§ Problem requirements:
Identify the lines that contain the string "your", then copy each of them.

BEGIN Records supplied

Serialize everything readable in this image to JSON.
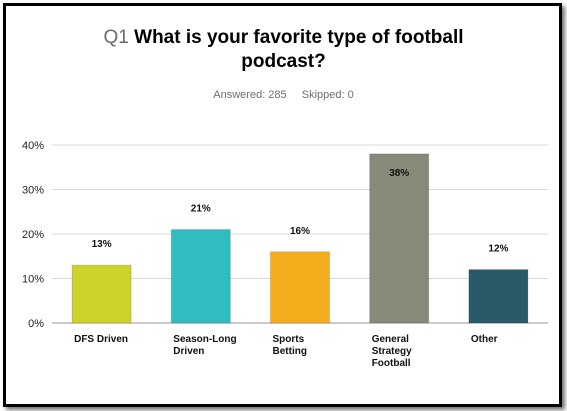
{
  "question": {
    "number": "Q1",
    "line1": "What is your favorite type of football",
    "line2": "podcast?"
  },
  "stats": {
    "answered": "Answered: 285",
    "skipped": "Skipped: 0"
  },
  "chart_data": {
    "type": "bar",
    "title": "Q1 What is your favorite type of football podcast?",
    "categories": [
      "DFS Driven",
      "Season-Long Driven",
      "Sports Betting",
      "General Strategy Football",
      "Other"
    ],
    "category_lines": [
      [
        "DFS Driven"
      ],
      [
        "Season-Long",
        "Driven"
      ],
      [
        "Sports",
        "Betting"
      ],
      [
        "General",
        "Strategy",
        "Football"
      ],
      [
        "Other"
      ]
    ],
    "values": [
      13,
      21,
      16,
      38,
      12
    ],
    "value_labels": [
      "13%",
      "21%",
      "16%",
      "38%",
      "12%"
    ],
    "colors": [
      "#cdd32a",
      "#30bdc0",
      "#f4ae1d",
      "#878a79",
      "#2a5a68"
    ],
    "yticks": [
      "0%",
      "10%",
      "20%",
      "30%",
      "40%"
    ],
    "ylim": [
      0,
      40
    ],
    "grid": true,
    "legend": "none"
  }
}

END Records supplied

§ Full answer:
    "line1": "What is your favorite type of football",
    "title": "Q1 What is your favorite type of football podcast?",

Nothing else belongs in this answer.